> _BRIEF_:
Write out the records that appear below, verbatim and complete, but without pictures.

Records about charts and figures
--- --- ---
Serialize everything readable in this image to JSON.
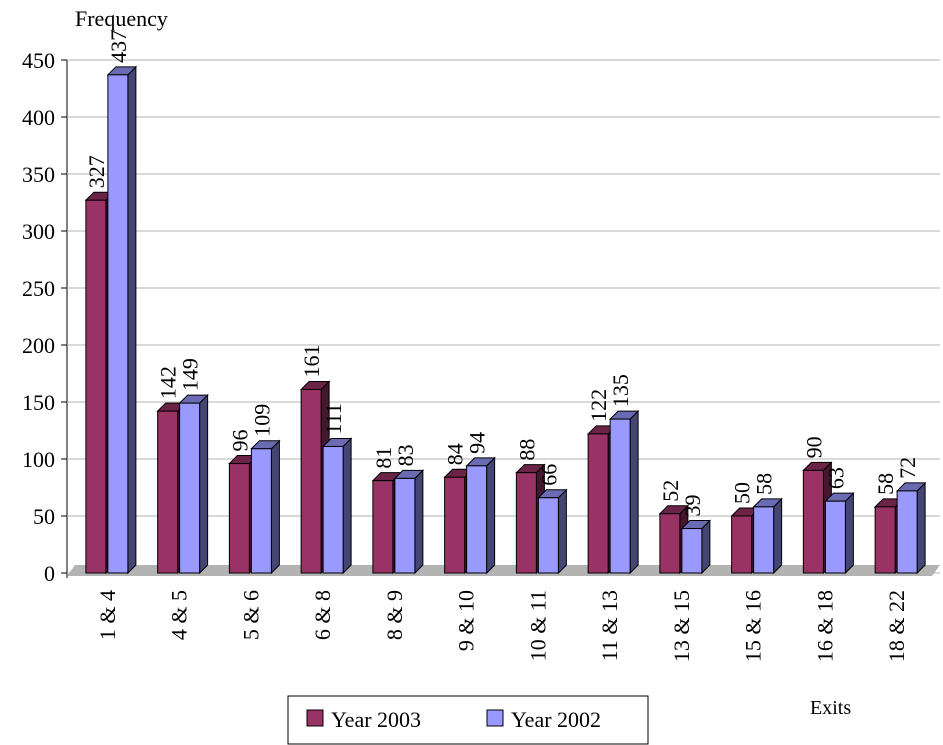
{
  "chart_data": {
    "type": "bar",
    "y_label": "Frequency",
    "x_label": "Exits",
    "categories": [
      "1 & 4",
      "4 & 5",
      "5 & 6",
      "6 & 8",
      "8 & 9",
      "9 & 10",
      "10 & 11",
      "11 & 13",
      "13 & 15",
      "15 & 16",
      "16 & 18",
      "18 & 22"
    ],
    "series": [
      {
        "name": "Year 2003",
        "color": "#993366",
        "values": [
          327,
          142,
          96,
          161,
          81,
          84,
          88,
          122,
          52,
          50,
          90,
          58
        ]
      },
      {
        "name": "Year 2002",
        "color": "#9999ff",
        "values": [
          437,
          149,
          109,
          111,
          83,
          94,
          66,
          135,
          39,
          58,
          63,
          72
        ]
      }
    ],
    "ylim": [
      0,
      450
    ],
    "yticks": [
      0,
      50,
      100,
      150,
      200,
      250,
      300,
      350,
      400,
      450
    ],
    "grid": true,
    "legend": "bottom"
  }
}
--- --- ---
> _SOLVED EXERCISE_:
Serialize everything readable in this image to JSON.
{
  "chart_data": {
    "type": "bar",
    "y_label": "Frequency",
    "x_label": "Exits",
    "categories": [
      "1 & 4",
      "4 & 5",
      "5 & 6",
      "6 & 8",
      "8 & 9",
      "9 & 10",
      "10 & 11",
      "11 & 13",
      "13 & 15",
      "15 & 16",
      "16 & 18",
      "18 & 22"
    ],
    "series": [
      {
        "name": "Year 2003",
        "color": "#993366",
        "values": [
          327,
          142,
          96,
          161,
          81,
          84,
          88,
          122,
          52,
          50,
          90,
          58
        ]
      },
      {
        "name": "Year 2002",
        "color": "#9999ff",
        "values": [
          437,
          149,
          109,
          111,
          83,
          94,
          66,
          135,
          39,
          58,
          63,
          72
        ]
      }
    ],
    "ylim": [
      0,
      450
    ],
    "yticks": [
      0,
      50,
      100,
      150,
      200,
      250,
      300,
      350,
      400,
      450
    ],
    "grid": true,
    "legend": "bottom"
  }
}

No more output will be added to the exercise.